— THE REQUEST —
How many lines of the records below contain the word "Depression"? Answer with the number alone.

Data listing
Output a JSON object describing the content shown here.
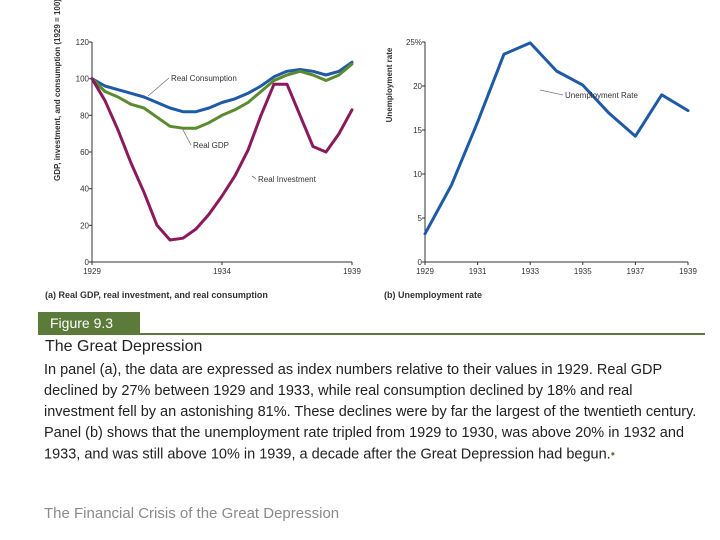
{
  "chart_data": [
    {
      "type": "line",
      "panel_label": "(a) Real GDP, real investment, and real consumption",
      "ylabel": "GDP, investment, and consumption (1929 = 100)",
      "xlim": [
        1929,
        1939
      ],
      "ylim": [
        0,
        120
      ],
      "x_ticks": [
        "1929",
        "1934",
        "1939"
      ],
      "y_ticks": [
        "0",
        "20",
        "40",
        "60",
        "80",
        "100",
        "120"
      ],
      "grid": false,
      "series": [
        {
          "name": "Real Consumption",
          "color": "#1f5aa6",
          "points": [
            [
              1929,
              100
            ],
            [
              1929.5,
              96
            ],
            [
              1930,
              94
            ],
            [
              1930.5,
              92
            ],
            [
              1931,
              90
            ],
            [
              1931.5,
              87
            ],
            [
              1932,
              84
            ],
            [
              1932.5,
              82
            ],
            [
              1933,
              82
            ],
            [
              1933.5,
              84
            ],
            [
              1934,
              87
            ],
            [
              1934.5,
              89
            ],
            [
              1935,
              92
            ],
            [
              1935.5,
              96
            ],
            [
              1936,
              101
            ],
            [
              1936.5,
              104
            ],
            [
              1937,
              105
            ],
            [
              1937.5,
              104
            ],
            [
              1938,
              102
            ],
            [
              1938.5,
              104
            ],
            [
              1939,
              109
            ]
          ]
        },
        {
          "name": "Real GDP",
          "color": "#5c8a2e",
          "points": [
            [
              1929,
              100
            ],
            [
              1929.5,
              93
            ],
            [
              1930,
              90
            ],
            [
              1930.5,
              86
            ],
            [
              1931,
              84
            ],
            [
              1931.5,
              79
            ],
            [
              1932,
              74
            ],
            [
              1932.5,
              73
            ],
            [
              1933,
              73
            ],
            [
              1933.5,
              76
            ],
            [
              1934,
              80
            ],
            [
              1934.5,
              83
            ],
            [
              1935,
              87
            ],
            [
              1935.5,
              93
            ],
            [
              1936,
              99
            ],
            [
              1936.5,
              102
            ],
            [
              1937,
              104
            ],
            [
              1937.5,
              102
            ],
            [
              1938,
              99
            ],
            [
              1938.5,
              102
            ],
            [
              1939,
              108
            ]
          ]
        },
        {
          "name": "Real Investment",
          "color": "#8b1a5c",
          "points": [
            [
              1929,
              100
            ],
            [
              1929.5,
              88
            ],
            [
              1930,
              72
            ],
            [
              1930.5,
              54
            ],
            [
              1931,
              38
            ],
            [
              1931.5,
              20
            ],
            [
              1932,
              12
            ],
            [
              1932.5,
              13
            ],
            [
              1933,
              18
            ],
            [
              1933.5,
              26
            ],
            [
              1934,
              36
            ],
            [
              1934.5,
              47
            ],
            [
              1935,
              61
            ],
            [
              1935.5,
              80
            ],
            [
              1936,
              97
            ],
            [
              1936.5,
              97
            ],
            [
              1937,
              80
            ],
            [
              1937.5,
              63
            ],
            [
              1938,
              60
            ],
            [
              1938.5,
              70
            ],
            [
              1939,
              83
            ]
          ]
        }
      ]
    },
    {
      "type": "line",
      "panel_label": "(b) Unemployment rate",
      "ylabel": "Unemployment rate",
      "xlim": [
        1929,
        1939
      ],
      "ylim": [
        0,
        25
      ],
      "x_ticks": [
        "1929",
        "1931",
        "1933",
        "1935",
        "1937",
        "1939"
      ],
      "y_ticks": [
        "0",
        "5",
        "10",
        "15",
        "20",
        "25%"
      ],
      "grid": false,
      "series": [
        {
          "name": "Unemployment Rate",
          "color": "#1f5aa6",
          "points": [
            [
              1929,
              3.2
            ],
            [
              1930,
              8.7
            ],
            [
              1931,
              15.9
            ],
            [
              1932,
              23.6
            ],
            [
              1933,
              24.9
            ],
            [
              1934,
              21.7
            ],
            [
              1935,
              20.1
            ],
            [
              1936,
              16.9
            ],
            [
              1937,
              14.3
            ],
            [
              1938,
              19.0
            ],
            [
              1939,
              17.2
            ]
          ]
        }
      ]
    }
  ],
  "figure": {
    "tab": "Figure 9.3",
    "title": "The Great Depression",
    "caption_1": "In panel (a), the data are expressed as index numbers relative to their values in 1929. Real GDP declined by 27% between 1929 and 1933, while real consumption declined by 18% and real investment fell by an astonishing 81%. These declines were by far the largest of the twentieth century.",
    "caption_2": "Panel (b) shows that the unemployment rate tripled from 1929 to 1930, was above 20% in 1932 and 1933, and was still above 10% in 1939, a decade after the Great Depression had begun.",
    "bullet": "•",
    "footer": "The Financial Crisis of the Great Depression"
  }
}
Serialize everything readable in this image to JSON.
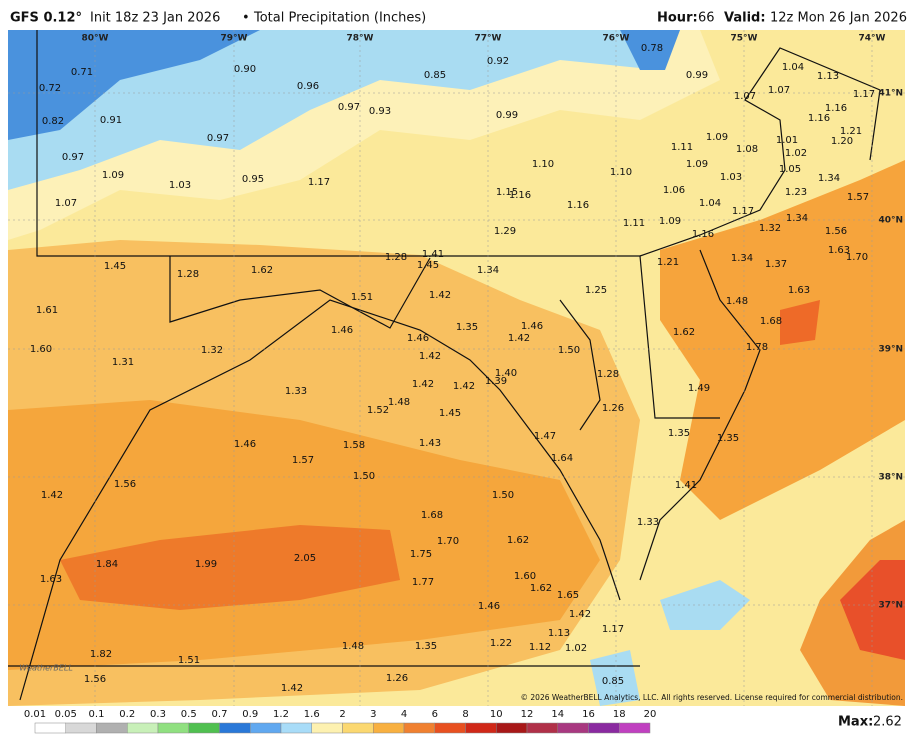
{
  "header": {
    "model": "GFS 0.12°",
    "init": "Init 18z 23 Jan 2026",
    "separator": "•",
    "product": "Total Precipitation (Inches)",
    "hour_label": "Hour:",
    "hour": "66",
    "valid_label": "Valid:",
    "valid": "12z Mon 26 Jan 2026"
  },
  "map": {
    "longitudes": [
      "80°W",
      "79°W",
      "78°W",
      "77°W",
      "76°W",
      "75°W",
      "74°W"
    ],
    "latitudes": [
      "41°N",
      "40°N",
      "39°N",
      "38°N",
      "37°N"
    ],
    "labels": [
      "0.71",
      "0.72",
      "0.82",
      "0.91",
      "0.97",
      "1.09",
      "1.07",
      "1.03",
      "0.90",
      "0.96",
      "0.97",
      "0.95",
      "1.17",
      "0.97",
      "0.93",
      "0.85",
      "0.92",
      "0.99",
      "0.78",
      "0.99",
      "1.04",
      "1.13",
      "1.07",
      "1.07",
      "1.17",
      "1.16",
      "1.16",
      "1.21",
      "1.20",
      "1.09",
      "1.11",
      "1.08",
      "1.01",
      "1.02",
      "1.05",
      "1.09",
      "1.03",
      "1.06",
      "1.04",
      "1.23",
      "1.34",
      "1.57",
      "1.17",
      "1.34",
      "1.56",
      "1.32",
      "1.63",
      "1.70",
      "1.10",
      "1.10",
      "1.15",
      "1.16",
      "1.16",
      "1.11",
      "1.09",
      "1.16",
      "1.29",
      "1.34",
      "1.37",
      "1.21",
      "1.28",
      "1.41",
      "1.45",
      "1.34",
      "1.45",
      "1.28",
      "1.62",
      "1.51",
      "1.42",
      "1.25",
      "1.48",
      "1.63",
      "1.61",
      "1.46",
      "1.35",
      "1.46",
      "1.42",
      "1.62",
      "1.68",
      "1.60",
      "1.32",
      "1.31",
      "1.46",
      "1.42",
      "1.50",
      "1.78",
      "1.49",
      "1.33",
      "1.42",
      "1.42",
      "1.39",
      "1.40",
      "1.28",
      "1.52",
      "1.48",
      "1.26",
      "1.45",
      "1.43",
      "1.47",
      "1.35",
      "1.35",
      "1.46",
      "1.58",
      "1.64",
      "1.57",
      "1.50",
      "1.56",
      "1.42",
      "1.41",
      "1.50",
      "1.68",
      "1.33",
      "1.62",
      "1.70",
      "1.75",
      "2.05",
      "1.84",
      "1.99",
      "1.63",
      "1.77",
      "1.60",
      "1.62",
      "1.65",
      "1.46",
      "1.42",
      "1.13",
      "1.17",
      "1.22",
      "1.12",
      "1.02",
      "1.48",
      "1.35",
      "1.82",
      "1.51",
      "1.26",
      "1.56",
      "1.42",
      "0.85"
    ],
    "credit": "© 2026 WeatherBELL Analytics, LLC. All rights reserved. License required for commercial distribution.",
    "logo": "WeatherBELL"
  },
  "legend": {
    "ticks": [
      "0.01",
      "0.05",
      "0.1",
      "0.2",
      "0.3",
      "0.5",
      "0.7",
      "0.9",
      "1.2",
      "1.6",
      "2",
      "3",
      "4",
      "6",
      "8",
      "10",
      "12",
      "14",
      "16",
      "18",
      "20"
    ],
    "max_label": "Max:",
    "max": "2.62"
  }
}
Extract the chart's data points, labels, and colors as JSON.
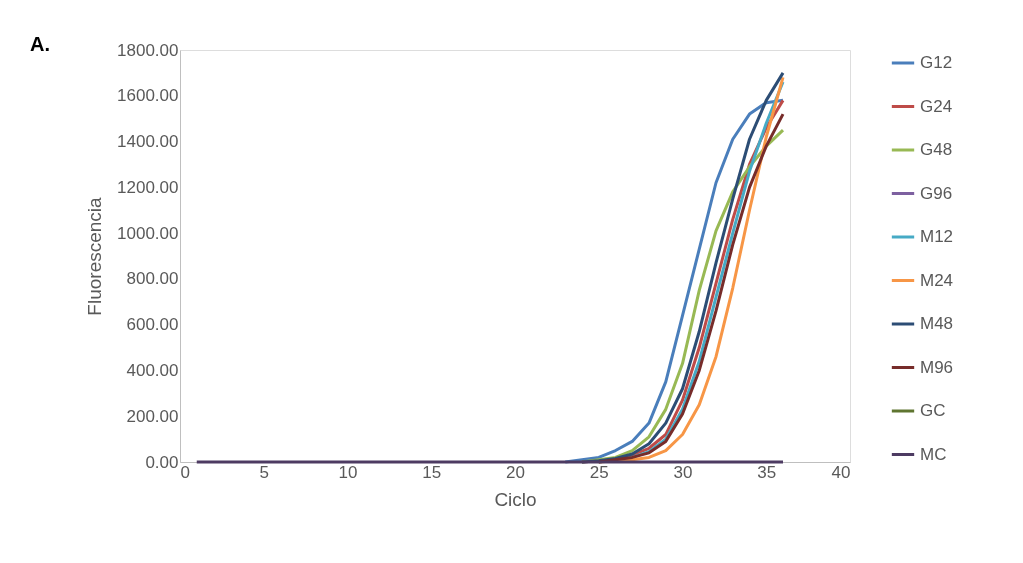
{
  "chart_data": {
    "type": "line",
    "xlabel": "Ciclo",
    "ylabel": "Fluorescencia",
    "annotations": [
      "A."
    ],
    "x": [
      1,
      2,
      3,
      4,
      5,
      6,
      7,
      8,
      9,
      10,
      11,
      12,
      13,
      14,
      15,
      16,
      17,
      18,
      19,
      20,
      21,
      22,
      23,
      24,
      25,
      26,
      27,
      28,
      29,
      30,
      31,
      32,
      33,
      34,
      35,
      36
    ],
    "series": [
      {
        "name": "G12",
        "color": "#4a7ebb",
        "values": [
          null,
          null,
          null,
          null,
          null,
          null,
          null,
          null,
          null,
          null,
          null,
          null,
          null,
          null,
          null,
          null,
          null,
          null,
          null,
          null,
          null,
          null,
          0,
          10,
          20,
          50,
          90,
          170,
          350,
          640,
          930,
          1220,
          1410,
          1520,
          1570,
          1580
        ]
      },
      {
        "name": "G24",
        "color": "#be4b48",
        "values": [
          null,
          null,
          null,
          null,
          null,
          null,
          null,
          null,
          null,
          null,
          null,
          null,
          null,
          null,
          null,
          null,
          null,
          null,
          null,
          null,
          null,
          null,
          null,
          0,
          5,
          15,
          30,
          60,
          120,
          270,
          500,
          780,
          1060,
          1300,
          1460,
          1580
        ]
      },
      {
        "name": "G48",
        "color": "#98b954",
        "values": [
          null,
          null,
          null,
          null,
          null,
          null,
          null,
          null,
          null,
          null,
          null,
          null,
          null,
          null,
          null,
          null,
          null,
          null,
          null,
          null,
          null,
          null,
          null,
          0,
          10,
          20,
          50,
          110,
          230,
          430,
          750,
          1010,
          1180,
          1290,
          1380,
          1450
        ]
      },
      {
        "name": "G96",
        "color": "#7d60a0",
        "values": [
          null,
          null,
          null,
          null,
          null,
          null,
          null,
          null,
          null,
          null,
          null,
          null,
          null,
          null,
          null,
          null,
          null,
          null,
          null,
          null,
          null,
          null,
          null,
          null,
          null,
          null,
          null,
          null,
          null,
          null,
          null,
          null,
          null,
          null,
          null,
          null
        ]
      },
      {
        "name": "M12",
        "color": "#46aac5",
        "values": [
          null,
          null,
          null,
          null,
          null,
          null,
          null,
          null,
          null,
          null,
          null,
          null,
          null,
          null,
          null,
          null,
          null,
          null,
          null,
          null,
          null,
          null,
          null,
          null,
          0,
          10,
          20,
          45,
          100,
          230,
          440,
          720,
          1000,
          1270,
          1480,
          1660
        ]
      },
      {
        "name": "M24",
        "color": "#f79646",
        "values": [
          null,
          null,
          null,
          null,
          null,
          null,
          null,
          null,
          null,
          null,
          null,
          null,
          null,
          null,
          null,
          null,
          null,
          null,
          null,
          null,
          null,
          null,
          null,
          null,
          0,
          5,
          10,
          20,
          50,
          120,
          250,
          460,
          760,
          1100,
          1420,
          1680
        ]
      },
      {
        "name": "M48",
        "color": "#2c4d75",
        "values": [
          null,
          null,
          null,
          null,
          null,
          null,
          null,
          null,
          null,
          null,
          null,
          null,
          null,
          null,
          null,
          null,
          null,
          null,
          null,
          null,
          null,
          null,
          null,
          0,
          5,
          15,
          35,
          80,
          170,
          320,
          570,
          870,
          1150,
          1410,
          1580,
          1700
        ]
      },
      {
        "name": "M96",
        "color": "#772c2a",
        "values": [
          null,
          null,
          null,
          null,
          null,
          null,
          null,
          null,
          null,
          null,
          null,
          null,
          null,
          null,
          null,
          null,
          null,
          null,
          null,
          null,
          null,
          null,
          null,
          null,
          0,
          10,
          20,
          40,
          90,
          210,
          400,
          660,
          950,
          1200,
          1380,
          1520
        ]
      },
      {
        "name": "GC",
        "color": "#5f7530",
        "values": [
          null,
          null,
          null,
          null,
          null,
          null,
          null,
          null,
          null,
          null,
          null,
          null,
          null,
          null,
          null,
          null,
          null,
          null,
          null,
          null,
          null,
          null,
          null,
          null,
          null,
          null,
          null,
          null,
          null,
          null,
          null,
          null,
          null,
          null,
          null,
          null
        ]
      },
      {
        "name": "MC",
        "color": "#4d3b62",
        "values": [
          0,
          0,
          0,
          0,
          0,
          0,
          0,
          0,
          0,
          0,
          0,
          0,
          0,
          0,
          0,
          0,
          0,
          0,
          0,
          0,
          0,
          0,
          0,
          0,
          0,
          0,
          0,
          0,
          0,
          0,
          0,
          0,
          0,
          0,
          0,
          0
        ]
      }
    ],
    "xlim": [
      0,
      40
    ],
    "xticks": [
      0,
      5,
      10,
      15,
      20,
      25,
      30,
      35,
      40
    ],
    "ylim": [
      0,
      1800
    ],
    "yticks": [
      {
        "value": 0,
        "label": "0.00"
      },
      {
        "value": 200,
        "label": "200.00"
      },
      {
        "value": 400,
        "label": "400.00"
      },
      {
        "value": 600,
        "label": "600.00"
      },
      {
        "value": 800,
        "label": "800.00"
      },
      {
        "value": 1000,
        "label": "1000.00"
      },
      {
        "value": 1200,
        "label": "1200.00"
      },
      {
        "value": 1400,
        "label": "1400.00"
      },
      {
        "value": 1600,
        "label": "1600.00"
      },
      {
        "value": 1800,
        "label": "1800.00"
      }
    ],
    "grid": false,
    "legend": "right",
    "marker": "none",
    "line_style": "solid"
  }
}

— EXERCISE RESULT —
3